» **Element and region data**:
=-=-=-=-=

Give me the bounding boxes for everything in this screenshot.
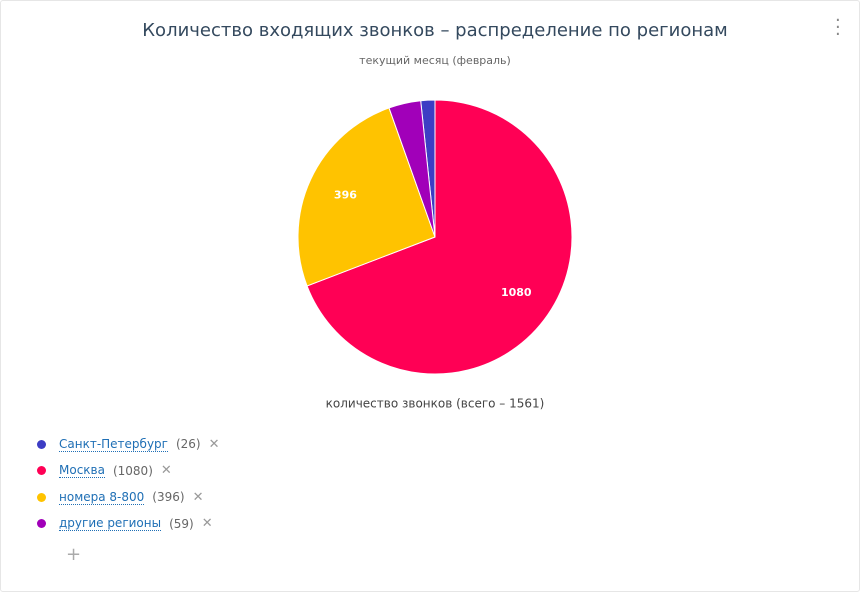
pie-slice (297, 107, 436, 287)
chart-subtitle: текущий месяц (февраль) (359, 54, 511, 67)
legend-marker (37, 439, 46, 449)
legend-label[interactable]: Санкт-Петербург (59, 436, 168, 452)
legend-value: (1080) (112, 463, 153, 478)
legend-value: (26) (175, 437, 201, 452)
legend-item: Санкт-Петербург (26) ✕ (37, 431, 220, 458)
remove-button[interactable]: ✕ (208, 436, 220, 452)
legend-label[interactable]: номера 8-800 (59, 489, 145, 505)
legend-item: другие регионы (59) ✕ (37, 511, 220, 538)
legend-value: (59) (169, 516, 194, 531)
legend-item: Москва (1080) ✕ (37, 458, 220, 485)
legend: Санкт-Петербург (26) ✕ Москва (1080) ✕ номера … (37, 431, 220, 537)
legend-label[interactable]: Москва (59, 463, 105, 479)
menu-button[interactable]: · · · (835, 10, 841, 45)
remove-button[interactable]: ✕ (201, 516, 213, 532)
remove-button[interactable]: ✕ (160, 463, 172, 479)
add-button[interactable]: + (66, 544, 82, 565)
legend-marker (37, 492, 46, 502)
legend-label[interactable]: другие регионы (59, 516, 162, 532)
legend-marker (37, 466, 46, 476)
legend-item: номера 8-800 (396) ✕ (37, 484, 220, 511)
data-label: 396 (334, 189, 357, 202)
pie-slice (388, 100, 436, 238)
legend-marker (37, 519, 46, 529)
chart-title: Количество входящих звонков – распределе… (142, 20, 727, 41)
legend-value: (396) (152, 490, 185, 505)
data-label: 1080 (501, 286, 532, 299)
remove-button[interactable]: ✕ (192, 489, 204, 505)
pie-slice (306, 99, 573, 375)
axis-label: количество звонков (всего – 1561) (326, 397, 545, 411)
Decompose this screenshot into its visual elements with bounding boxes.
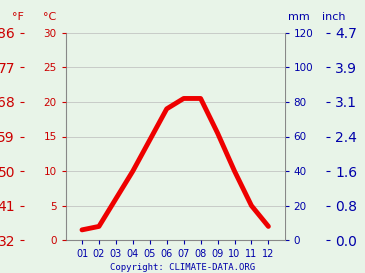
Bar <box>127 123 139 240</box>
Text: mm: mm <box>288 12 310 22</box>
Bar <box>143 67 156 240</box>
Bar <box>245 79 258 240</box>
Bar <box>76 85 88 240</box>
Bar <box>194 104 207 240</box>
Bar <box>110 88 122 240</box>
Text: °F: °F <box>12 12 24 22</box>
Bar <box>228 93 241 240</box>
Bar <box>93 99 105 240</box>
Text: °C: °C <box>43 12 56 22</box>
Bar <box>262 50 275 240</box>
Bar <box>211 102 224 240</box>
Bar <box>177 97 190 240</box>
Text: inch: inch <box>322 12 346 22</box>
Text: Copyright: CLIMATE-DATA.ORG: Copyright: CLIMATE-DATA.ORG <box>110 263 255 272</box>
Bar <box>160 97 173 240</box>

=-=-=-=-=

» **WHAT IS BEING ASKED**:
Copy every line of the records above character for character, omitting the pictures.

» **OUTPUT FOR THIS EXERCISE**:
Give me the bounding boxes for everything in this screenshot.
pie-slice (297, 107, 436, 287)
chart-subtitle: текущий месяц (февраль) (359, 54, 511, 67)
legend-marker (37, 439, 46, 449)
legend-label[interactable]: Санкт-Петербург (59, 436, 168, 452)
legend-value: (1080) (112, 463, 153, 478)
legend-value: (26) (175, 437, 201, 452)
legend-item: Санкт-Петербург (26) ✕ (37, 431, 220, 458)
remove-button[interactable]: ✕ (208, 436, 220, 452)
legend-label[interactable]: номера 8-800 (59, 489, 145, 505)
legend-item: другие регионы (59) ✕ (37, 511, 220, 538)
legend-value: (59) (169, 516, 194, 531)
legend-item: Москва (1080) ✕ (37, 458, 220, 485)
legend: Санкт-Петербург (26) ✕ Москва (1080) ✕ номера … (37, 431, 220, 537)
legend-label[interactable]: Москва (59, 463, 105, 479)
menu-button[interactable]: · · · (835, 10, 841, 45)
remove-button[interactable]: ✕ (201, 516, 213, 532)
remove-button[interactable]: ✕ (160, 463, 172, 479)
add-button[interactable]: + (66, 544, 82, 565)
legend-marker (37, 492, 46, 502)
legend-label[interactable]: другие регионы (59, 516, 162, 532)
legend-marker (37, 466, 46, 476)
legend-item: номера 8-800 (396) ✕ (37, 484, 220, 511)
data-label: 396 (334, 189, 357, 202)
pie-slice (388, 100, 436, 238)
legend-marker (37, 519, 46, 529)
chart-title: Количество входящих звонков – распределе… (142, 20, 727, 41)
legend-value: (396) (152, 490, 185, 505)
data-label: 1080 (501, 286, 532, 299)
remove-button[interactable]: ✕ (192, 489, 204, 505)
pie-slice (306, 99, 573, 375)
axis-label: количество звонков (всего – 1561) (326, 397, 545, 411)
Decompose this screenshot into its visual elements with bounding boxes.
Bar <box>127 123 139 240</box>
Text: mm: mm <box>288 12 310 22</box>
Bar <box>143 67 156 240</box>
Bar <box>245 79 258 240</box>
Bar <box>76 85 88 240</box>
Bar <box>194 104 207 240</box>
Bar <box>110 88 122 240</box>
Text: °F: °F <box>12 12 24 22</box>
Bar <box>228 93 241 240</box>
Bar <box>93 99 105 240</box>
Text: °C: °C <box>43 12 56 22</box>
Bar <box>262 50 275 240</box>
Bar <box>211 102 224 240</box>
Bar <box>177 97 190 240</box>
Text: inch: inch <box>322 12 346 22</box>
Text: Copyright: CLIMATE-DATA.ORG: Copyright: CLIMATE-DATA.ORG <box>110 263 255 272</box>
Bar <box>160 97 173 240</box>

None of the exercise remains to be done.